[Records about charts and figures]
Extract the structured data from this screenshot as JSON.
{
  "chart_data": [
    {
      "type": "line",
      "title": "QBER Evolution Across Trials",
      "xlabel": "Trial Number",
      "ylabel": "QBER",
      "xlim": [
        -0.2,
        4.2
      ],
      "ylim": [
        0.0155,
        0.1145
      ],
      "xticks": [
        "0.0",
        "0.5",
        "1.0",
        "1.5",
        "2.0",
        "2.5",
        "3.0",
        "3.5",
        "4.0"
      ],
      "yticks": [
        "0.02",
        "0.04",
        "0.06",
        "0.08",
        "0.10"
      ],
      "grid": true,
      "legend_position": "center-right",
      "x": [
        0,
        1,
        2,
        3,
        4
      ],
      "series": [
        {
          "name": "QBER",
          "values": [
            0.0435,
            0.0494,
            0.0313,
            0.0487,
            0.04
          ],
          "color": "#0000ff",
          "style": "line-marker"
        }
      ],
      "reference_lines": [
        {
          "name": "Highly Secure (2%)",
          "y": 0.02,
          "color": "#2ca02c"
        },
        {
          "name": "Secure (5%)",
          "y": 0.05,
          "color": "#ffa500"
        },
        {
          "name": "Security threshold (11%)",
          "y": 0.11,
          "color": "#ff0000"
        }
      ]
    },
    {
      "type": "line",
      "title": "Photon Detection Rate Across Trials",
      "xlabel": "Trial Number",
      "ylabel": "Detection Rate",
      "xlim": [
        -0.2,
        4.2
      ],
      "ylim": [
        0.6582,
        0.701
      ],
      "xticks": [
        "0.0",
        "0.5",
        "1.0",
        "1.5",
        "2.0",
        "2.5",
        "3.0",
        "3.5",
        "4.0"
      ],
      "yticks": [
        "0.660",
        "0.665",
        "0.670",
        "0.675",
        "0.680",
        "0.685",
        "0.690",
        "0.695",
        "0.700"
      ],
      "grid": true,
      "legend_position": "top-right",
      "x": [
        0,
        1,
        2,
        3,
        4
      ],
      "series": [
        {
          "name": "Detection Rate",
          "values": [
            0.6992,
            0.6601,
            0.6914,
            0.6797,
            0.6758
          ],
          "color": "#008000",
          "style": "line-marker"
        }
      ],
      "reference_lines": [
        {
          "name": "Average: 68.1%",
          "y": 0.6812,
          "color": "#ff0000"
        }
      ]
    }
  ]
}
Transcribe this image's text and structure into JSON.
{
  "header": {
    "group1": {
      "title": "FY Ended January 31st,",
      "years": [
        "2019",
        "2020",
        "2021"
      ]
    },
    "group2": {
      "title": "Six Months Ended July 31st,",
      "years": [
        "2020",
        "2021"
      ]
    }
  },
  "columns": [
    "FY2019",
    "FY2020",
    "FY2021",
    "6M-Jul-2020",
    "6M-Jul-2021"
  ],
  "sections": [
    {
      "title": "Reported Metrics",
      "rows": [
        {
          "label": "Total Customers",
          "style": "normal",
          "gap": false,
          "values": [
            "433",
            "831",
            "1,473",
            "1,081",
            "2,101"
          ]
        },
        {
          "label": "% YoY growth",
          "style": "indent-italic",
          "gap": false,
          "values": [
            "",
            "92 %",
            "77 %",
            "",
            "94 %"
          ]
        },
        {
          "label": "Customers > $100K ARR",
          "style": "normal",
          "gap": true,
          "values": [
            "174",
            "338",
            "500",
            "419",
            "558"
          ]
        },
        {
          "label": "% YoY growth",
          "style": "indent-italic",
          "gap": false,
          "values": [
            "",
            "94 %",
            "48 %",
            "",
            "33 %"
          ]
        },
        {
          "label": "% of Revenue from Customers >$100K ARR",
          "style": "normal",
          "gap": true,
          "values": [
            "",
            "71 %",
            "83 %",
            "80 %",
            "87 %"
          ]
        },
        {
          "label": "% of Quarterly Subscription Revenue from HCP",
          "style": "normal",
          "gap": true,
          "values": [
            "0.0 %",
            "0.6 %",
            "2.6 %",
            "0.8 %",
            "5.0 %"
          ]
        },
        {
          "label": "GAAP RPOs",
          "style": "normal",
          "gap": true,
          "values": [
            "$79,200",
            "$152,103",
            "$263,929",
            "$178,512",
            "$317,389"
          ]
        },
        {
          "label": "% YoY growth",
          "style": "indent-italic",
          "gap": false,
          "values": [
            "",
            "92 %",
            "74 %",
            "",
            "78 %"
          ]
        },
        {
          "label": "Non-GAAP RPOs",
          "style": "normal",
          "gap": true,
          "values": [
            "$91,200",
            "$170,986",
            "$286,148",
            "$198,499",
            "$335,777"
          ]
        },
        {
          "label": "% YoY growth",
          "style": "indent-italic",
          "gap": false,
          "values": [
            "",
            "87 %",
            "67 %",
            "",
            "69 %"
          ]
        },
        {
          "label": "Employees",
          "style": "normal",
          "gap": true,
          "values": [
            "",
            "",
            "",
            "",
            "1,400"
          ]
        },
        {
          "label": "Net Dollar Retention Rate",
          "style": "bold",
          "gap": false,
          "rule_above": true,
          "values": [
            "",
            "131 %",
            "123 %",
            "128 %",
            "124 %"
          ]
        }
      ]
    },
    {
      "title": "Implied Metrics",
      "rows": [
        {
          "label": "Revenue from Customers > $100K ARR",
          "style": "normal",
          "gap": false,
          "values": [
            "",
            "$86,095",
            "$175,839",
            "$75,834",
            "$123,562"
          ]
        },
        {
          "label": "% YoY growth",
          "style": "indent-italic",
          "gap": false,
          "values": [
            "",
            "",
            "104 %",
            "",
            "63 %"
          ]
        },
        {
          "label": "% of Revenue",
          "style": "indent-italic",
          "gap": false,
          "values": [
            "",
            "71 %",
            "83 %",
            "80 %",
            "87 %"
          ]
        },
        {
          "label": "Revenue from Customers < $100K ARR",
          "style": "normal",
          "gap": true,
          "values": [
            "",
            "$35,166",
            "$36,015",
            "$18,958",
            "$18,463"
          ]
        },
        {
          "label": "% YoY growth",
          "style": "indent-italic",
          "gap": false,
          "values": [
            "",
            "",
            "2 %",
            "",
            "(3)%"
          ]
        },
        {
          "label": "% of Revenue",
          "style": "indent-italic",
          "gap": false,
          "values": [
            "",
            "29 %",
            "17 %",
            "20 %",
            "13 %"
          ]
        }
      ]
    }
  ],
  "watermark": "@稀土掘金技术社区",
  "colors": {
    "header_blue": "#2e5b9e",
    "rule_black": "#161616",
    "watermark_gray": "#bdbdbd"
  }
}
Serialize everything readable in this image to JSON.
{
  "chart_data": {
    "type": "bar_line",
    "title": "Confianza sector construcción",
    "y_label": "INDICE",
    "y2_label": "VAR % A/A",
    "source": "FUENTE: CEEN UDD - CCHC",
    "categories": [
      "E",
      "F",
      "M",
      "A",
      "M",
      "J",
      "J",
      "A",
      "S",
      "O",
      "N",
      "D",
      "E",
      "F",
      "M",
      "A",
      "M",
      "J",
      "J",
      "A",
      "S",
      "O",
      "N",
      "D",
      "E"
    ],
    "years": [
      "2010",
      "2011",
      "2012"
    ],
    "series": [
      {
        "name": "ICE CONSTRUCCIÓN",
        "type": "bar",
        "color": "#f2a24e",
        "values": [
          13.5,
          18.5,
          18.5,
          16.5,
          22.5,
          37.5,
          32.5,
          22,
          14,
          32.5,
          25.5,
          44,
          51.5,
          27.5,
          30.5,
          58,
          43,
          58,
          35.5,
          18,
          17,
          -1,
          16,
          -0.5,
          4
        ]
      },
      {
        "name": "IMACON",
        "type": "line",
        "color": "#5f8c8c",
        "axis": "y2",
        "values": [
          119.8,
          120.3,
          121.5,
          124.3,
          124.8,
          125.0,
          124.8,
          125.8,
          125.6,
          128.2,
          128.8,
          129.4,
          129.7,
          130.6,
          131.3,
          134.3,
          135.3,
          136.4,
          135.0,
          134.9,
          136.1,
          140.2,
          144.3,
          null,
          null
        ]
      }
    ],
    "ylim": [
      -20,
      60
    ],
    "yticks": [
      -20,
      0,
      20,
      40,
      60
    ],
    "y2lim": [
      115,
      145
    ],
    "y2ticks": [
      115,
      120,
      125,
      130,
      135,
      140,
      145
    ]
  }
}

== Do this ==
Write out exactly the lines of the entries above that run from the line containing "Serialize everything readable" through the last line, including both.

== Final answer ==
Serialize everything readable in this image to JSON.
{
  "chart_data": {
    "type": "bar_line",
    "title": "Confianza sector construcción",
    "y_label": "INDICE",
    "y2_label": "VAR % A/A",
    "source": "FUENTE: CEEN UDD - CCHC",
    "categories": [
      "E",
      "F",
      "M",
      "A",
      "M",
      "J",
      "J",
      "A",
      "S",
      "O",
      "N",
      "D",
      "E",
      "F",
      "M",
      "A",
      "M",
      "J",
      "J",
      "A",
      "S",
      "O",
      "N",
      "D",
      "E"
    ],
    "years": [
      "2010",
      "2011",
      "2012"
    ],
    "series": [
      {
        "name": "ICE CONSTRUCCIÓN",
        "type": "bar",
        "color": "#f2a24e",
        "values": [
          13.5,
          18.5,
          18.5,
          16.5,
          22.5,
          37.5,
          32.5,
          22,
          14,
          32.5,
          25.5,
          44,
          51.5,
          27.5,
          30.5,
          58,
          43,
          58,
          35.5,
          18,
          17,
          -1,
          16,
          -0.5,
          4
        ]
      },
      {
        "name": "IMACON",
        "type": "line",
        "color": "#5f8c8c",
        "axis": "y2",
        "values": [
          119.8,
          120.3,
          121.5,
          124.3,
          124.8,
          125.0,
          124.8,
          125.8,
          125.6,
          128.2,
          128.8,
          129.4,
          129.7,
          130.6,
          131.3,
          134.3,
          135.3,
          136.4,
          135.0,
          134.9,
          136.1,
          140.2,
          144.3,
          null,
          null
        ]
      }
    ],
    "ylim": [
      -20,
      60
    ],
    "yticks": [
      -20,
      0,
      20,
      40,
      60
    ],
    "y2lim": [
      115,
      145
    ],
    "y2ticks": [
      115,
      120,
      125,
      130,
      135,
      140,
      145
    ]
  }
}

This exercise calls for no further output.